Exercise task → Retype every line of the records below exactly as they appear, leaving out the pictures.
═══ Provided material
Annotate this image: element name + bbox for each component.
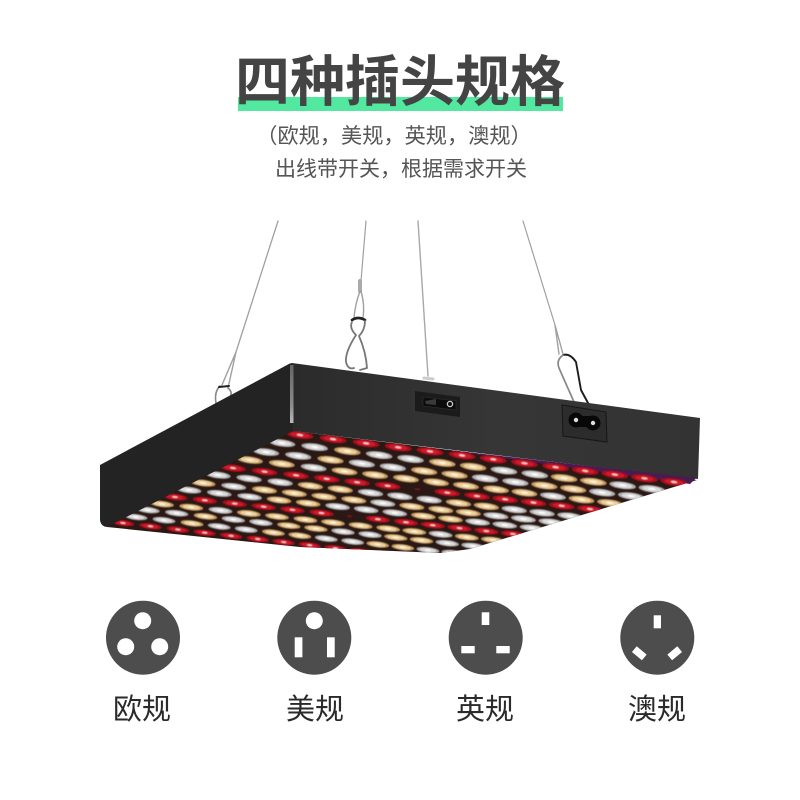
LED panel underside [107,431,697,553]
label: UK: 英规 [456,694,514,726]
icon: AU plug [620,601,694,675]
icon: EU plug [106,601,180,675]
icon: US plug [277,601,351,675]
wire: centre power cord [418,221,433,379]
housing: corner highlight [290,365,294,423]
hanging wires and carabiner hooks [216,221,588,403]
product illustration: hanging LED grow light [100,220,700,553]
wire: back left [216,221,278,403]
label: US: 美规 [286,694,344,726]
title: 四种插头规格 [235,51,565,113]
power socket [562,405,607,442]
label: EU: 欧规 [113,694,171,726]
housing: left side face [100,363,296,527]
wire: centre left with hook [346,221,367,370]
wire: right with hook [523,221,588,403]
LED array [112,430,687,564]
housing: front face [292,363,700,479]
rocker switch [415,391,460,417]
lamp housing [100,363,700,564]
subtitle: plug standards: （欧规，美规，英规，澳规） [256,125,532,148]
title highlight bar [238,97,563,111]
purple glow strip [440,449,696,484]
icon: UK plug [449,601,523,675]
label: AU: 澳规 [628,694,686,726]
subtitle: switch note: 出线带开关，根据需求开关 [275,158,527,181]
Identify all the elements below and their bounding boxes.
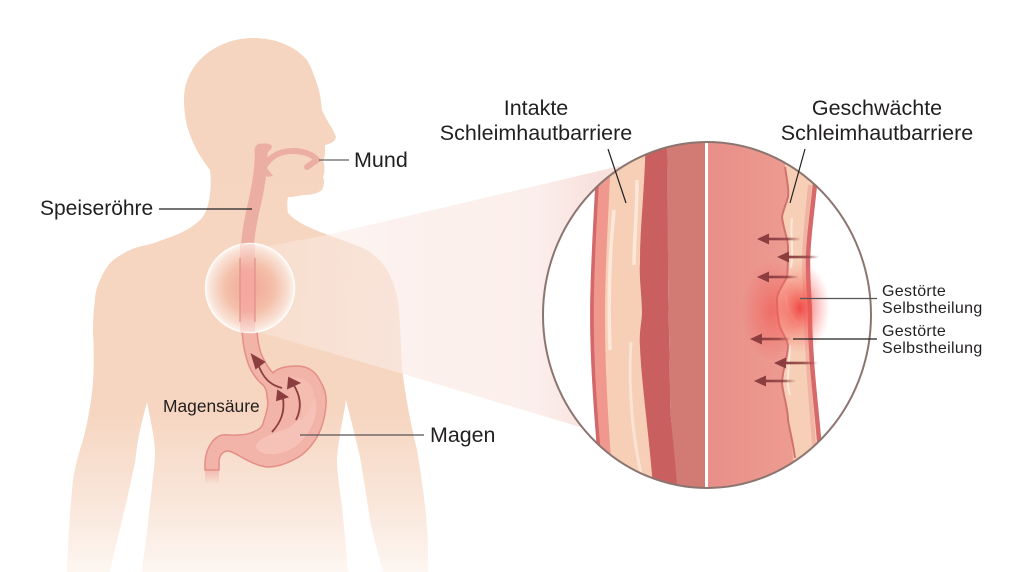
══════
Exercise result →
Annotate this image: element name + bbox for each component.
LED panel underside [107,431,697,553]
label: UK: 英规 [456,694,514,726]
icon: AU plug [620,601,694,675]
icon: EU plug [106,601,180,675]
icon: US plug [277,601,351,675]
wire: centre power cord [418,221,433,379]
housing: corner highlight [290,365,294,423]
hanging wires and carabiner hooks [216,221,588,403]
product illustration: hanging LED grow light [100,220,700,553]
wire: back left [216,221,278,403]
label: US: 美规 [286,694,344,726]
title: 四种插头规格 [235,51,565,113]
power socket [562,405,607,442]
label: EU: 欧规 [113,694,171,726]
housing: left side face [100,363,296,527]
wire: centre left with hook [346,221,367,370]
wire: right with hook [523,221,588,403]
LED array [112,430,687,564]
housing: front face [292,363,700,479]
rocker switch [415,391,460,417]
lamp housing [100,363,700,564]
subtitle: plug standards: （欧规，美规，英规，澳规） [256,125,532,148]
title highlight bar [238,97,563,111]
purple glow strip [440,449,696,484]
icon: UK plug [449,601,523,675]
label: AU: 澳规 [628,694,686,726]
subtitle: switch note: 出线带开关，根据需求开关 [275,158,527,181]
Identify all the elements below and their bounding boxes.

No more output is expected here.